§ **Your task**: Produce a verbatim copy of the entries listed below.

---------- Material provided ----------

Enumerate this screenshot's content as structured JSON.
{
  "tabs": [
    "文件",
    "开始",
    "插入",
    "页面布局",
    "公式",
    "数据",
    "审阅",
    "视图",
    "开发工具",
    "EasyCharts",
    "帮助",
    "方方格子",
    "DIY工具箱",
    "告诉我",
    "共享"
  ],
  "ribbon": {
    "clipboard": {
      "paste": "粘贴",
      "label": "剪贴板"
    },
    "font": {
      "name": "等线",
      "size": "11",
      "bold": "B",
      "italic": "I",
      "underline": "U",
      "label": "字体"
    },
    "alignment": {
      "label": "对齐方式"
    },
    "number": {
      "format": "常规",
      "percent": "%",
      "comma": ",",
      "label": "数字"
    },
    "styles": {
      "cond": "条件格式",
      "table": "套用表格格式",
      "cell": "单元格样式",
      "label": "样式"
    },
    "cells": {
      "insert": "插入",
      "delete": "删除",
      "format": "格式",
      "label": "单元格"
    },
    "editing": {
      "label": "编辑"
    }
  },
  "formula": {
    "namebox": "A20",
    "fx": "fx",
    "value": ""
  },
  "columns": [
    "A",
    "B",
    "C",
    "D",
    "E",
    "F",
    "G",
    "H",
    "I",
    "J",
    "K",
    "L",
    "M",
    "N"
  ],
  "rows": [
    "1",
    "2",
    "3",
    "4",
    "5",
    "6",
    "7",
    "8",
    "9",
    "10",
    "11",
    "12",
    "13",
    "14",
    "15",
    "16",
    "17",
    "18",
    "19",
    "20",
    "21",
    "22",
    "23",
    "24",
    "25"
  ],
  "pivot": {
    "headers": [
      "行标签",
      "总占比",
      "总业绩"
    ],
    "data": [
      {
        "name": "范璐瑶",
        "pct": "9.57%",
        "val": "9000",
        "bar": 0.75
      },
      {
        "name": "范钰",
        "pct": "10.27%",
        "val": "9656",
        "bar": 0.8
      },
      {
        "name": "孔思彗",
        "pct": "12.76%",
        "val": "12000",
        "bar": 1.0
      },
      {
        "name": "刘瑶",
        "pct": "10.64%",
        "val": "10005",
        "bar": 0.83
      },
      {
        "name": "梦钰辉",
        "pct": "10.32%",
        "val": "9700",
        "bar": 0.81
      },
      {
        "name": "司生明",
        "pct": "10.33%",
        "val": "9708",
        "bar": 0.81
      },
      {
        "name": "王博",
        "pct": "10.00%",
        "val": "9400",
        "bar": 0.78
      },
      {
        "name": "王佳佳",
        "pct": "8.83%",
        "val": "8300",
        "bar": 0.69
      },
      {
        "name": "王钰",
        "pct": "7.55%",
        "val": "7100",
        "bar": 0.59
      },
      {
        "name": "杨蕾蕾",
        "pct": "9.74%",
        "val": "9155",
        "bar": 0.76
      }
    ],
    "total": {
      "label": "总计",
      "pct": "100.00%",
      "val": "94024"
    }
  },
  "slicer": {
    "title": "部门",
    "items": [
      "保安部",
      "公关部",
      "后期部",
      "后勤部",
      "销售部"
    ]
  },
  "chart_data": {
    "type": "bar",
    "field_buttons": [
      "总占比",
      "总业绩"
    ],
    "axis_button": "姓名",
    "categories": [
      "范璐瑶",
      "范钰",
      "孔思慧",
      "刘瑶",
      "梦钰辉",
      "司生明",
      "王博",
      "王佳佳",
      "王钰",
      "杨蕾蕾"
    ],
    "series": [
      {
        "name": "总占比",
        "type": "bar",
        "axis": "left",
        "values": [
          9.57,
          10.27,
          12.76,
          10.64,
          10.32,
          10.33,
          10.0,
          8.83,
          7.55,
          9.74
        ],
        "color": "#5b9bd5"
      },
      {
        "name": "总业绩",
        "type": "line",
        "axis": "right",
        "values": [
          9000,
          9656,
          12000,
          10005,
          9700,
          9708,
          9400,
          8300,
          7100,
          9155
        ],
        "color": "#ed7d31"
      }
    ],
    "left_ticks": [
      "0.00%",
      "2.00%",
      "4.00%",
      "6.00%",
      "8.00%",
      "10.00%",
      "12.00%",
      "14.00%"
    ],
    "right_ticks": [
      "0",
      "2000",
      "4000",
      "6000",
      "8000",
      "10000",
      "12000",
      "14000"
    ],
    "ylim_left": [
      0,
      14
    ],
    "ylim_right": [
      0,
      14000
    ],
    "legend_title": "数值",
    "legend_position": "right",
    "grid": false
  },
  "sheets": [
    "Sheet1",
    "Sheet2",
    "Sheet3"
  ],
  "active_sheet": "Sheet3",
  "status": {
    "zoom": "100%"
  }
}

----------

§ **Expected answer**:
Enumerate this screenshot's content as structured JSON.
{
  "tabs": [
    "文件",
    "开始",
    "插入",
    "页面布局",
    "公式",
    "数据",
    "审阅",
    "视图",
    "开发工具",
    "EasyCharts",
    "帮助",
    "方方格子",
    "DIY工具箱",
    "告诉我",
    "共享"
  ],
  "ribbon": {
    "clipboard": {
      "paste": "粘贴",
      "label": "剪贴板"
    },
    "font": {
      "name": "等线",
      "size": "11",
      "bold": "B",
      "italic": "I",
      "underline": "U",
      "label": "字体"
    },
    "alignment": {
      "label": "对齐方式"
    },
    "number": {
      "format": "常规",
      "percent": "%",
      "comma": ",",
      "label": "数字"
    },
    "styles": {
      "cond": "条件格式",
      "table": "套用表格格式",
      "cell": "单元格样式",
      "label": "样式"
    },
    "cells": {
      "insert": "插入",
      "delete": "删除",
      "format": "格式",
      "label": "单元格"
    },
    "editing": {
      "label": "编辑"
    }
  },
  "formula": {
    "namebox": "A20",
    "fx": "fx",
    "value": ""
  },
  "columns": [
    "A",
    "B",
    "C",
    "D",
    "E",
    "F",
    "G",
    "H",
    "I",
    "J",
    "K",
    "L",
    "M",
    "N"
  ],
  "rows": [
    "1",
    "2",
    "3",
    "4",
    "5",
    "6",
    "7",
    "8",
    "9",
    "10",
    "11",
    "12",
    "13",
    "14",
    "15",
    "16",
    "17",
    "18",
    "19",
    "20",
    "21",
    "22",
    "23",
    "24",
    "25"
  ],
  "pivot": {
    "headers": [
      "行标签",
      "总占比",
      "总业绩"
    ],
    "data": [
      {
        "name": "范璐瑶",
        "pct": "9.57%",
        "val": "9000",
        "bar": 0.75
      },
      {
        "name": "范钰",
        "pct": "10.27%",
        "val": "9656",
        "bar": 0.8
      },
      {
        "name": "孔思彗",
        "pct": "12.76%",
        "val": "12000",
        "bar": 1.0
      },
      {
        "name": "刘瑶",
        "pct": "10.64%",
        "val": "10005",
        "bar": 0.83
      },
      {
        "name": "梦钰辉",
        "pct": "10.32%",
        "val": "9700",
        "bar": 0.81
      },
      {
        "name": "司生明",
        "pct": "10.33%",
        "val": "9708",
        "bar": 0.81
      },
      {
        "name": "王博",
        "pct": "10.00%",
        "val": "9400",
        "bar": 0.78
      },
      {
        "name": "王佳佳",
        "pct": "8.83%",
        "val": "8300",
        "bar": 0.69
      },
      {
        "name": "王钰",
        "pct": "7.55%",
        "val": "7100",
        "bar": 0.59
      },
      {
        "name": "杨蕾蕾",
        "pct": "9.74%",
        "val": "9155",
        "bar": 0.76
      }
    ],
    "total": {
      "label": "总计",
      "pct": "100.00%",
      "val": "94024"
    }
  },
  "slicer": {
    "title": "部门",
    "items": [
      "保安部",
      "公关部",
      "后期部",
      "后勤部",
      "销售部"
    ]
  },
  "chart_data": {
    "type": "bar",
    "field_buttons": [
      "总占比",
      "总业绩"
    ],
    "axis_button": "姓名",
    "categories": [
      "范璐瑶",
      "范钰",
      "孔思慧",
      "刘瑶",
      "梦钰辉",
      "司生明",
      "王博",
      "王佳佳",
      "王钰",
      "杨蕾蕾"
    ],
    "series": [
      {
        "name": "总占比",
        "type": "bar",
        "axis": "left",
        "values": [
          9.57,
          10.27,
          12.76,
          10.64,
          10.32,
          10.33,
          10.0,
          8.83,
          7.55,
          9.74
        ],
        "color": "#5b9bd5"
      },
      {
        "name": "总业绩",
        "type": "line",
        "axis": "right",
        "values": [
          9000,
          9656,
          12000,
          10005,
          9700,
          9708,
          9400,
          8300,
          7100,
          9155
        ],
        "color": "#ed7d31"
      }
    ],
    "left_ticks": [
      "0.00%",
      "2.00%",
      "4.00%",
      "6.00%",
      "8.00%",
      "10.00%",
      "12.00%",
      "14.00%"
    ],
    "right_ticks": [
      "0",
      "2000",
      "4000",
      "6000",
      "8000",
      "10000",
      "12000",
      "14000"
    ],
    "ylim_left": [
      0,
      14
    ],
    "ylim_right": [
      0,
      14000
    ],
    "legend_title": "数值",
    "legend_position": "right",
    "grid": false
  },
  "sheets": [
    "Sheet1",
    "Sheet2",
    "Sheet3"
  ],
  "active_sheet": "Sheet3",
  "status": {
    "zoom": "100%"
  }
}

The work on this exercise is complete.